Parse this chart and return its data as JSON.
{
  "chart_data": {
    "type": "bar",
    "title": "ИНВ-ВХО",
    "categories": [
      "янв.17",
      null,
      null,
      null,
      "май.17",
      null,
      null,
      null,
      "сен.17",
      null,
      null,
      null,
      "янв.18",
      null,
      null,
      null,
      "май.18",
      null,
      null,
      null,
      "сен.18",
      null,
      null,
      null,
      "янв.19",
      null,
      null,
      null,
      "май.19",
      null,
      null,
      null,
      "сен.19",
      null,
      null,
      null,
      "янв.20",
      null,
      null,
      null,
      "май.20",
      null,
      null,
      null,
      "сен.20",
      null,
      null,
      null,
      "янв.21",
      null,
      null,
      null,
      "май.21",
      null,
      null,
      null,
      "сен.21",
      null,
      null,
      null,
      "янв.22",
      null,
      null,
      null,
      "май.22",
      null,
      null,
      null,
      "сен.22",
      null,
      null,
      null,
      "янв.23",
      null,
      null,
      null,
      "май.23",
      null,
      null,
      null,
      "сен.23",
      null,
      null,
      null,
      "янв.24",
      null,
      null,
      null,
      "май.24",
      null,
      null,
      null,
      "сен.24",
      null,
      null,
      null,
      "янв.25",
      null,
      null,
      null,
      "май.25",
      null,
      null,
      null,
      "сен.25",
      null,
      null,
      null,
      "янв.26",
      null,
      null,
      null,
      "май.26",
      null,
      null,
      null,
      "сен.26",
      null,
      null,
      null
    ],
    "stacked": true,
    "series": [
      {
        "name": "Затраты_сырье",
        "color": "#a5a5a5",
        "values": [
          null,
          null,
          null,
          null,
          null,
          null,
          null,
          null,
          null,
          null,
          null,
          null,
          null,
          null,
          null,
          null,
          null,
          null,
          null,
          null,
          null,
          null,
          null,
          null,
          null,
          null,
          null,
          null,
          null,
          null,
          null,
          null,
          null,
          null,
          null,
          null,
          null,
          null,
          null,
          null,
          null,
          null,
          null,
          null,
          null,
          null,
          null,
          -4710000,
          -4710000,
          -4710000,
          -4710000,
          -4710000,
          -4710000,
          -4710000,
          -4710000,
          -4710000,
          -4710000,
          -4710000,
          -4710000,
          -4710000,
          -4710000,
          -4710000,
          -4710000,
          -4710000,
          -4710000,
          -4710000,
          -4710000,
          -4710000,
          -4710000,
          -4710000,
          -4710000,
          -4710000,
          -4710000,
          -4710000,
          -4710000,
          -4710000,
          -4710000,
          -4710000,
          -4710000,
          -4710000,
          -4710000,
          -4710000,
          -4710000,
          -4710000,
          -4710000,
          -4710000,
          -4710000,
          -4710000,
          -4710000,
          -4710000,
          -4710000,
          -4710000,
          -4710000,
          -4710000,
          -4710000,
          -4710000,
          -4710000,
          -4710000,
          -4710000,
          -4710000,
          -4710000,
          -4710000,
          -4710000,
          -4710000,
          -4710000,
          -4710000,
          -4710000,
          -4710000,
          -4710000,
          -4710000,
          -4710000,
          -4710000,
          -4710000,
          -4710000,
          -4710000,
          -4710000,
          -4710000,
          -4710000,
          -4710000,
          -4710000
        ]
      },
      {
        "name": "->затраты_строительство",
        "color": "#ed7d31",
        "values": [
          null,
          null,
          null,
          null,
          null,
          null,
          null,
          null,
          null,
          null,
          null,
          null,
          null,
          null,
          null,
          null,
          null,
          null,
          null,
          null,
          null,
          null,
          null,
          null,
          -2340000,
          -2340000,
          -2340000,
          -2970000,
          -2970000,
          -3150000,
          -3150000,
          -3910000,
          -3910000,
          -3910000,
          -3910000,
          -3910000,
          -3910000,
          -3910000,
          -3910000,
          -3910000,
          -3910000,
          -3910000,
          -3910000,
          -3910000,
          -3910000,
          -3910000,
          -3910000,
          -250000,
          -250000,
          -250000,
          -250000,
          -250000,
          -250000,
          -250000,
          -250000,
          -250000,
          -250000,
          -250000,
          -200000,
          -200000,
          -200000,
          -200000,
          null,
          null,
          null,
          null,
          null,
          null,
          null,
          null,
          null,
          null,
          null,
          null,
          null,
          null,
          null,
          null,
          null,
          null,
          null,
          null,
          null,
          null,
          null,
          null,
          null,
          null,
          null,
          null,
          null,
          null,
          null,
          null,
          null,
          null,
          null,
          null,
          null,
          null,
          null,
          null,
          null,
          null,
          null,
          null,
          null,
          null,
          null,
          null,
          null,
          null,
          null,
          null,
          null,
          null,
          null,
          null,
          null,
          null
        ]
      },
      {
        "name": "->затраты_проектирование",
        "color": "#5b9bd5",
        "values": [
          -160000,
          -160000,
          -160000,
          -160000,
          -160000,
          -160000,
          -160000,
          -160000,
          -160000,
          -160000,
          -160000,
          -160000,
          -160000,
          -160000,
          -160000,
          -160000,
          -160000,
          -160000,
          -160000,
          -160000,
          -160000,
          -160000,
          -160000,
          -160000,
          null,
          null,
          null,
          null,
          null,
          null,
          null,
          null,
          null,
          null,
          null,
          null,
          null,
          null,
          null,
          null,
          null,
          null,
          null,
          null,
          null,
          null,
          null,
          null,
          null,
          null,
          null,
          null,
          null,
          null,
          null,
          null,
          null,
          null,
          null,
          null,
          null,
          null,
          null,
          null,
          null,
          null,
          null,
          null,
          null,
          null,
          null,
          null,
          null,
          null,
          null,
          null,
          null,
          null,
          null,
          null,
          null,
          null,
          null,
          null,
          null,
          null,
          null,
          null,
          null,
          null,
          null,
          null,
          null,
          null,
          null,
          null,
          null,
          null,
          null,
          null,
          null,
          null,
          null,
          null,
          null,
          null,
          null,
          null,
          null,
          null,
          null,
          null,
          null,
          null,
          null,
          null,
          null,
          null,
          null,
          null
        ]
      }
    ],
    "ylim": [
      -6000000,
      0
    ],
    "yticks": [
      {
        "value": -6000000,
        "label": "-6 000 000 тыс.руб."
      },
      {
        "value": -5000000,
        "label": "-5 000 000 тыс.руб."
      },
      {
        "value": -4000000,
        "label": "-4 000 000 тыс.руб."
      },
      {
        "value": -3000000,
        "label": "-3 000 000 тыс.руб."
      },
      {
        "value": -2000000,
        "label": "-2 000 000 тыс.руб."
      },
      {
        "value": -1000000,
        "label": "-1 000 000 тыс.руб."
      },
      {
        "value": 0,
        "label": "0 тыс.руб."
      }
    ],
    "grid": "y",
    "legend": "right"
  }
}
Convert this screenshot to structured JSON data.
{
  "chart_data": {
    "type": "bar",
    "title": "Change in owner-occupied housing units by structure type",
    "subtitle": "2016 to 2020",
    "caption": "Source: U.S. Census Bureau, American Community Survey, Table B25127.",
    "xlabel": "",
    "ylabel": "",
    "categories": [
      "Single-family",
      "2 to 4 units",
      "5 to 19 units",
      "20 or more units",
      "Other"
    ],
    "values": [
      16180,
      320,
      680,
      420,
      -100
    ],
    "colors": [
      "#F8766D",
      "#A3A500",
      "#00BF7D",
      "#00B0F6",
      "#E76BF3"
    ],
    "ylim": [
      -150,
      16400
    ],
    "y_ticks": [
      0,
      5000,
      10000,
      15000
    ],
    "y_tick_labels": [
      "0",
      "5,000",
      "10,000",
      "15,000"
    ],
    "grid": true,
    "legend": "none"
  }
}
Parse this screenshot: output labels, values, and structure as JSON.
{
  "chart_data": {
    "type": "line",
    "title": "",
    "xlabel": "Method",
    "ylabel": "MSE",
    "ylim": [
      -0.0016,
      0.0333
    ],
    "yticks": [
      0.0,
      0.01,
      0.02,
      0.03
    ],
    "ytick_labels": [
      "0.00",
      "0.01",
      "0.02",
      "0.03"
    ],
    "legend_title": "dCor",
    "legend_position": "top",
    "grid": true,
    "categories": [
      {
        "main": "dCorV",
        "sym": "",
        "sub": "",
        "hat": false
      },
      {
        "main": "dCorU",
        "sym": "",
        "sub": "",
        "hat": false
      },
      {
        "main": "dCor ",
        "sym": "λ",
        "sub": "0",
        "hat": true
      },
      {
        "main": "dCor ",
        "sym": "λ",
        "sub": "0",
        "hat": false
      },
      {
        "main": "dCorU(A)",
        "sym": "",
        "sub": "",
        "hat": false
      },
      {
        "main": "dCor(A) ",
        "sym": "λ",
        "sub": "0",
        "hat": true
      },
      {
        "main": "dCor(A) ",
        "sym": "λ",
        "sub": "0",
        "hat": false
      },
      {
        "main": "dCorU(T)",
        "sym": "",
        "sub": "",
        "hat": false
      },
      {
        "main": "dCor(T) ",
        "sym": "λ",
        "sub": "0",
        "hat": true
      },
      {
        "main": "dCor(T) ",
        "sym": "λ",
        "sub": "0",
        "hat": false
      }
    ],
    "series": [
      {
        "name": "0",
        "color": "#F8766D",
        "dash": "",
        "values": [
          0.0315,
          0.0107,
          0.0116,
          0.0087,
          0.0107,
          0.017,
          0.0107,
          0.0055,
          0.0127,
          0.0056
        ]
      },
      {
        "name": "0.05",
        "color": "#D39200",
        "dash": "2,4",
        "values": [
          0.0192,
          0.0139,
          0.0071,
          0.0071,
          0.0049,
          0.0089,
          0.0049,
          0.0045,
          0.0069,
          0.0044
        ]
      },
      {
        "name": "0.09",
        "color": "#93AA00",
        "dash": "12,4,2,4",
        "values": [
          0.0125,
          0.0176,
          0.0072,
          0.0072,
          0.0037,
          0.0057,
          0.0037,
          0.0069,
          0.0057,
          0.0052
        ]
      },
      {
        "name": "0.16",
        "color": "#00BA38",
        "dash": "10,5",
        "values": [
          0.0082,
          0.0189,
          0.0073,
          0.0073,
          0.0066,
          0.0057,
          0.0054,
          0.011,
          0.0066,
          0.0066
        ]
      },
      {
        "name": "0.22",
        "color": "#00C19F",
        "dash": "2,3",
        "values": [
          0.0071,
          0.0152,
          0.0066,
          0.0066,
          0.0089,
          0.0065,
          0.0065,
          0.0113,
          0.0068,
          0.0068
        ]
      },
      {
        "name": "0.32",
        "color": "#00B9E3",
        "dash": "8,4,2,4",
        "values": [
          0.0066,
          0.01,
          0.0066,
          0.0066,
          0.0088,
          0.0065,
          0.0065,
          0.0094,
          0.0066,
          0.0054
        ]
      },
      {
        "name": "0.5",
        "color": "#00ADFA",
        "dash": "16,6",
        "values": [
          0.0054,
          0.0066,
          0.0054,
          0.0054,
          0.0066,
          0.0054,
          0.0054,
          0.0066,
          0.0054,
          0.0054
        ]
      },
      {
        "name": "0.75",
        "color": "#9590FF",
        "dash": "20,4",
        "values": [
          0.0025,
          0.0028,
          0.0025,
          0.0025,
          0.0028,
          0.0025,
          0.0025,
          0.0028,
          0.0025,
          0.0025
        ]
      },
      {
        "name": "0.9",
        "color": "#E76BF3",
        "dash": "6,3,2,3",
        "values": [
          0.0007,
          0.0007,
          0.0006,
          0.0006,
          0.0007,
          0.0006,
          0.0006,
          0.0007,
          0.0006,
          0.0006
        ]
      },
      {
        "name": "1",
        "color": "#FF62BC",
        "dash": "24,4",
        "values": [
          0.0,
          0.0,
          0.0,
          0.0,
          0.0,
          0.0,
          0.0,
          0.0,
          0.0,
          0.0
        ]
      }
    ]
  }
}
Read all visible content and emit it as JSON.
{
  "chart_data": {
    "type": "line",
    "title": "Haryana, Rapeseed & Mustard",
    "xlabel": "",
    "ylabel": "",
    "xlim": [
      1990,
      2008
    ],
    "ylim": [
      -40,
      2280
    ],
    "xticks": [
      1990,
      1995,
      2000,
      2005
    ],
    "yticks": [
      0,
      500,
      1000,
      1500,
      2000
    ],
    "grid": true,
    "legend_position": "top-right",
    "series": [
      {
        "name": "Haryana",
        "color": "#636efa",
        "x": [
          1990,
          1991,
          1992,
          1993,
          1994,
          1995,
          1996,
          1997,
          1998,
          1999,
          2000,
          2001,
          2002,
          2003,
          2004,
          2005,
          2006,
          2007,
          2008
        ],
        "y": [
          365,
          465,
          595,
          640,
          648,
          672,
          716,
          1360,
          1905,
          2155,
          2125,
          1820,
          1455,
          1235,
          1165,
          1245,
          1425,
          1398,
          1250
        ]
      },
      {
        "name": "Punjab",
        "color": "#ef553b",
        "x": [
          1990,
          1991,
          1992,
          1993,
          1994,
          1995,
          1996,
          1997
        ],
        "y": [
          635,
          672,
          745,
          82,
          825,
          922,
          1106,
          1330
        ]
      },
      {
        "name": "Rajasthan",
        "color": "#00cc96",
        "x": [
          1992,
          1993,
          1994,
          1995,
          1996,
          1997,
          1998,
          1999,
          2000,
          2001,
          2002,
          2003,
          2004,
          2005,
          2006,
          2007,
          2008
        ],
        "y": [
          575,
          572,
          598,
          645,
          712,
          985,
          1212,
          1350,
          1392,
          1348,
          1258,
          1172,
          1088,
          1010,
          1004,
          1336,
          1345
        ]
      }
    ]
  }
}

**Required work:** All lines holding the word "screenshot" should be picked out and copied.

**Task output:**
Convert this screenshot to structured JSON data.
Parse this screenshot: output labels, values, and structure as JSON.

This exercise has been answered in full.